The problem: Copy out each line in the material below that has the word "expenditures".

Extracted material:
(begin)

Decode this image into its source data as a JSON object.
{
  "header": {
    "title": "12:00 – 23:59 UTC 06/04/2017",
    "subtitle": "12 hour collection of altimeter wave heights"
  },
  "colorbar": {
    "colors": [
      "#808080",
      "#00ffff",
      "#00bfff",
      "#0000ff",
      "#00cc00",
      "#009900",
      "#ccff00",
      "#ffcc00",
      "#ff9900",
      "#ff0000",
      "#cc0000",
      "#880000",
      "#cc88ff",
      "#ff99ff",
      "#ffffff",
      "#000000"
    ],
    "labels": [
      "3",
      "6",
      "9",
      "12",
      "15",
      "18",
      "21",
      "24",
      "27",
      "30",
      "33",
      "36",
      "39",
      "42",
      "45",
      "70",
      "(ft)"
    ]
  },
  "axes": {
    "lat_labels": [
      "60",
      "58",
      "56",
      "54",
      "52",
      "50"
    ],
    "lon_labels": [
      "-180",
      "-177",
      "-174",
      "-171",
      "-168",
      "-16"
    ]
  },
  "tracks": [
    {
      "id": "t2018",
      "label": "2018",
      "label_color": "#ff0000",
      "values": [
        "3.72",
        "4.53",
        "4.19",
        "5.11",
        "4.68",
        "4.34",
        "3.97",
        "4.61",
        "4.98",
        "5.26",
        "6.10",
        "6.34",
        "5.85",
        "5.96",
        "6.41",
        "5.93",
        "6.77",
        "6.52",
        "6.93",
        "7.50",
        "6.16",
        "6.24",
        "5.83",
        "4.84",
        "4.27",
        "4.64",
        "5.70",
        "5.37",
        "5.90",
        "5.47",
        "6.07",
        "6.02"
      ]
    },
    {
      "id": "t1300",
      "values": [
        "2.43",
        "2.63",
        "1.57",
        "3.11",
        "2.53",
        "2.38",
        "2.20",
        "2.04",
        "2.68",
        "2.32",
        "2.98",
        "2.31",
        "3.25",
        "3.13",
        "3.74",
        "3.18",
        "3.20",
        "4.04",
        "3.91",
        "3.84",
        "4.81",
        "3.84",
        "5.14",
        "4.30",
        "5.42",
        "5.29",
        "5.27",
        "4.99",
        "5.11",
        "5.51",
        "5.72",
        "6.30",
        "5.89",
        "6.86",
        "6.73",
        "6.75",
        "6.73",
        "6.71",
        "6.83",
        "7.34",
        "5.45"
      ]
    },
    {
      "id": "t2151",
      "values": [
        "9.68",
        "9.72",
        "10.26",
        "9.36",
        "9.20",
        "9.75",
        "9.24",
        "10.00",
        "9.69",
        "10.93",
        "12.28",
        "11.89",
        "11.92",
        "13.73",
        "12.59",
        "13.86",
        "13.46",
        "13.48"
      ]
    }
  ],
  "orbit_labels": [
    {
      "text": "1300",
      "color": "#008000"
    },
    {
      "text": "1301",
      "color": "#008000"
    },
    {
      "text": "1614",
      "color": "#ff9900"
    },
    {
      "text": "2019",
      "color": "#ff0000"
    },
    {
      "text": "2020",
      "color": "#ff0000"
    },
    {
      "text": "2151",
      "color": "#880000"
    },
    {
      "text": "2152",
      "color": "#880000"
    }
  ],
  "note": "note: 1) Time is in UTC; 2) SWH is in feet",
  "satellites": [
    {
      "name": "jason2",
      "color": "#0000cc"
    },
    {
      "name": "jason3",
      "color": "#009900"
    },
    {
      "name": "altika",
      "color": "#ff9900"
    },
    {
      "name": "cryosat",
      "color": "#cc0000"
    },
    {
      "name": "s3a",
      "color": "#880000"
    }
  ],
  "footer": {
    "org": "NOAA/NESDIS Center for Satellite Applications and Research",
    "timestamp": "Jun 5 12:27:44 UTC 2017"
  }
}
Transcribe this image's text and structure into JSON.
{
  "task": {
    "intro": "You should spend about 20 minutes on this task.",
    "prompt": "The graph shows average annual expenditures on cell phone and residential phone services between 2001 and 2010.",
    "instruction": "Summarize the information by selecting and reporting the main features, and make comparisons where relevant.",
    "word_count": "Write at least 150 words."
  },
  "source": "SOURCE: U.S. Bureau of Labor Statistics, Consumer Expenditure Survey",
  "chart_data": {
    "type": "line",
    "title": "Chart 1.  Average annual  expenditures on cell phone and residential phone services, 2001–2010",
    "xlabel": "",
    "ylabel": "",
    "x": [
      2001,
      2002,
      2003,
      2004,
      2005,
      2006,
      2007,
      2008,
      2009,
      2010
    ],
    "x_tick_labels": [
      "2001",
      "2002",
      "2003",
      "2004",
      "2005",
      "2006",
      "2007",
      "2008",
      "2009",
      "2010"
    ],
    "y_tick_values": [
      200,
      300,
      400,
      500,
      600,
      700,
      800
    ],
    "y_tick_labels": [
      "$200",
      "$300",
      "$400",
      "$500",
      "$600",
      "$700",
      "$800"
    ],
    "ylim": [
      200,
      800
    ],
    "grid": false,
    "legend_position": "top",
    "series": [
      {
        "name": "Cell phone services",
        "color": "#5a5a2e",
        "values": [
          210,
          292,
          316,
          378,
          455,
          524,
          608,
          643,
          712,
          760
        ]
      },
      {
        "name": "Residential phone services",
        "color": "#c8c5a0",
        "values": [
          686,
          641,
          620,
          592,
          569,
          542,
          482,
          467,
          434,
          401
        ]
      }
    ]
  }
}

(end)

Written answer:
    "prompt": "The graph shows average annual expenditures on cell phone and residential phone services between 2001 and 2010.",
    "title": "Chart 1.  Average annual  expenditures on cell phone and residential phone services, 2001–2010",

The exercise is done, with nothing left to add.